### Work to be completed
Among the lines below, how many carry the string "LIME"? Reply with a number and nothing else.

### Dataset
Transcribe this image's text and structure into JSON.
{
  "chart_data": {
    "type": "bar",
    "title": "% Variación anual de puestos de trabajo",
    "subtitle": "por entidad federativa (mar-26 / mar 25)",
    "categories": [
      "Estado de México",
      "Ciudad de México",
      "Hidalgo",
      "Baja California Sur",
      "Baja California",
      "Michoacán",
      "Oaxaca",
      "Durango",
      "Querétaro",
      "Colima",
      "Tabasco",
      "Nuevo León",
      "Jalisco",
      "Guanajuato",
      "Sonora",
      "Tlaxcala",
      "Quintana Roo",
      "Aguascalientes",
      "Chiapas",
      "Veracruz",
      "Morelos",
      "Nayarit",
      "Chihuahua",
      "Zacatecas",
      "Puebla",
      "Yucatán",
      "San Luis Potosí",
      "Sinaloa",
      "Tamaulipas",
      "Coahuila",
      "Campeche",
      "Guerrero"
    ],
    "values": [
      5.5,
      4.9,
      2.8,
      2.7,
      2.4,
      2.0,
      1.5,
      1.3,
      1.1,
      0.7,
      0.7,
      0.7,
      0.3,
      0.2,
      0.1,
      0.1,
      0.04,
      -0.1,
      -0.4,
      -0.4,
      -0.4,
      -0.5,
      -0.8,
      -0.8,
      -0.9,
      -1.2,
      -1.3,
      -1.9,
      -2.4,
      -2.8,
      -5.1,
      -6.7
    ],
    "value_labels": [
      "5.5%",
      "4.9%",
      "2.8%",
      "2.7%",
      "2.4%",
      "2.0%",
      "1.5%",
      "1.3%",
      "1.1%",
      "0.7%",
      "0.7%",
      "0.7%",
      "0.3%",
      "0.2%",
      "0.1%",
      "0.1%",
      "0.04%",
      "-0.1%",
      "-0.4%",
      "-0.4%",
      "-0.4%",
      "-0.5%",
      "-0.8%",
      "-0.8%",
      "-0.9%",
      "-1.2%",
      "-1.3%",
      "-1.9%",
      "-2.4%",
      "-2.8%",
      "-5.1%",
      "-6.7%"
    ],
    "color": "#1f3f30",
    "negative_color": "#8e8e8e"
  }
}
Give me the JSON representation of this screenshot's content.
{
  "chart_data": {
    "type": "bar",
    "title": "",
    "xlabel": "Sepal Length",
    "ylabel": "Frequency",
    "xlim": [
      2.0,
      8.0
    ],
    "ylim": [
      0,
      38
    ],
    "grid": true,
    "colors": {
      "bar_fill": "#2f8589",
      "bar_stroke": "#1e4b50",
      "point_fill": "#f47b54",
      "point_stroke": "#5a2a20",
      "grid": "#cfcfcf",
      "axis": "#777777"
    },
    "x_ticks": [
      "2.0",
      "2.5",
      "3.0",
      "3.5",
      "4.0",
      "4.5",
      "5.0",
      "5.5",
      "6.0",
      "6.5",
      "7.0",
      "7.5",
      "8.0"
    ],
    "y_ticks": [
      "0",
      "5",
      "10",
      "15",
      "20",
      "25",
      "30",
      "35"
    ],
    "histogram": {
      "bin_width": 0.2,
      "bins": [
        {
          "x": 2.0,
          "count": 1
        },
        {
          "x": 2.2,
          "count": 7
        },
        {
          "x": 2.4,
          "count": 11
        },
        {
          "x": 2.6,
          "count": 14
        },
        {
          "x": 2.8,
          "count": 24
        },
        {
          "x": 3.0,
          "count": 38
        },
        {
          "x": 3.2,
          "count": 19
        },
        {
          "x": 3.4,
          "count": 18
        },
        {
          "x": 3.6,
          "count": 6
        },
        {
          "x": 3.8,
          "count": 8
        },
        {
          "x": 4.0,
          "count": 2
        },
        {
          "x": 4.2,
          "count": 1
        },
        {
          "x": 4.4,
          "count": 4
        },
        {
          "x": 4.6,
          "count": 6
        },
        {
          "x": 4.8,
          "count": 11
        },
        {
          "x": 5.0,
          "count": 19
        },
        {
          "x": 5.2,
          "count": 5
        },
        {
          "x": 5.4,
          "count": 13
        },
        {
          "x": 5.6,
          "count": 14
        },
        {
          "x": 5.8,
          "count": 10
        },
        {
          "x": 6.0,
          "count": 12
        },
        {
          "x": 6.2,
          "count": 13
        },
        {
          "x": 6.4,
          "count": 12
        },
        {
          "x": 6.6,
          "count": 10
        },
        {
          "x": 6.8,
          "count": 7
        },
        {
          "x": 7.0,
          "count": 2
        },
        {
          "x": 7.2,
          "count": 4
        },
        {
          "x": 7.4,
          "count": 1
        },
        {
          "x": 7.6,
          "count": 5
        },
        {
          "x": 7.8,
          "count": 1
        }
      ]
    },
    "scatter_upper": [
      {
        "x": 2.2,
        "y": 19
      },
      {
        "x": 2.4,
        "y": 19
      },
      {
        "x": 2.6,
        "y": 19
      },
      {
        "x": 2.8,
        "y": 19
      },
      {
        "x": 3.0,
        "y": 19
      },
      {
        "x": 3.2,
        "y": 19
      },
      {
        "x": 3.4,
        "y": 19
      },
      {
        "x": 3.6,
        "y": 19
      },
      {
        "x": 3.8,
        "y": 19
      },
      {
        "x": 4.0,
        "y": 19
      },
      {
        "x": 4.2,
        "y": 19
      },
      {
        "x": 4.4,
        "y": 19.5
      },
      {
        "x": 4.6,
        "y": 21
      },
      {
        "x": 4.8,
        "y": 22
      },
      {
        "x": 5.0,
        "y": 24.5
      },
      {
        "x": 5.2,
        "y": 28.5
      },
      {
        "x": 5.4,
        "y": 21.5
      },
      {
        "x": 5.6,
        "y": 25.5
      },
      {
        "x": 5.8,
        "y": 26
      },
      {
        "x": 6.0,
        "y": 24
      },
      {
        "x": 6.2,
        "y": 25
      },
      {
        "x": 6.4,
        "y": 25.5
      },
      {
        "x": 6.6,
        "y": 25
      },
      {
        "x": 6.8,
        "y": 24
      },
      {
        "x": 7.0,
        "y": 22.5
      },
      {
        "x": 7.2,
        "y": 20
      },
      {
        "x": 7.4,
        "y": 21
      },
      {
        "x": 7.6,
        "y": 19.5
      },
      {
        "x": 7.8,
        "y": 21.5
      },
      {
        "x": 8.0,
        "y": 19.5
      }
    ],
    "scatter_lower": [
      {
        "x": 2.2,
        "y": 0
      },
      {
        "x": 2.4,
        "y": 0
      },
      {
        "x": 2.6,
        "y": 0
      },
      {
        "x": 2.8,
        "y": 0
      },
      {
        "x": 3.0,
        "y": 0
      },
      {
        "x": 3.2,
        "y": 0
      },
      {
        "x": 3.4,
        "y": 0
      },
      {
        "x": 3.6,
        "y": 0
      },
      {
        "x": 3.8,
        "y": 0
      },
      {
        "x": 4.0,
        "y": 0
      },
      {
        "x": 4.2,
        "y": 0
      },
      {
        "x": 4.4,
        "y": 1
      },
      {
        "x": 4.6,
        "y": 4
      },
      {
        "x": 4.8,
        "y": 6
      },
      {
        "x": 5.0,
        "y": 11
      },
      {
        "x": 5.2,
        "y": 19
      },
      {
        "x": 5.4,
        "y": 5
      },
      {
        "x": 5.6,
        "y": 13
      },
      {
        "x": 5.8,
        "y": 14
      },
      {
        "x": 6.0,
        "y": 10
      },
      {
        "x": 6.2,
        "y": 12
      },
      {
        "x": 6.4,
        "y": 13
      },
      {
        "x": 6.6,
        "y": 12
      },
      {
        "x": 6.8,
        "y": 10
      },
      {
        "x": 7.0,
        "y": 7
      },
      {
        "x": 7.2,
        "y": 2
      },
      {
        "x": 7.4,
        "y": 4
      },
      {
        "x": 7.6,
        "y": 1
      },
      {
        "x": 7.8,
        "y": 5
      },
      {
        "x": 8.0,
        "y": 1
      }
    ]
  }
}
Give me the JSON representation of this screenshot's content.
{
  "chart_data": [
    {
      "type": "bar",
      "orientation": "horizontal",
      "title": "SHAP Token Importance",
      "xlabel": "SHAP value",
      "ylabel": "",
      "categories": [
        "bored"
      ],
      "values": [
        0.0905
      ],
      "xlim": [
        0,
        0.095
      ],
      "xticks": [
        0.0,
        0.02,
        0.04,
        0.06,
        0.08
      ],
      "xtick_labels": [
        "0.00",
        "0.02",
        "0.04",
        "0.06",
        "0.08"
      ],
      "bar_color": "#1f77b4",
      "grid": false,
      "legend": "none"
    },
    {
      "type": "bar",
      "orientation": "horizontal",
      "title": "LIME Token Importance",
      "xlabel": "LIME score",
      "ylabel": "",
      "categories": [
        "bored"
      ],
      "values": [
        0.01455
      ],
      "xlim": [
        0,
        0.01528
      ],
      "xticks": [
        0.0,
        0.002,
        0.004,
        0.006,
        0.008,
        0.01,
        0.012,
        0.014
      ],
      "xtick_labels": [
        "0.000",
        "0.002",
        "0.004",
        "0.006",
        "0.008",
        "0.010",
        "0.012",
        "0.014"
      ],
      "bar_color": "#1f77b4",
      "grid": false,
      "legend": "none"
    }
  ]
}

### Solution below
2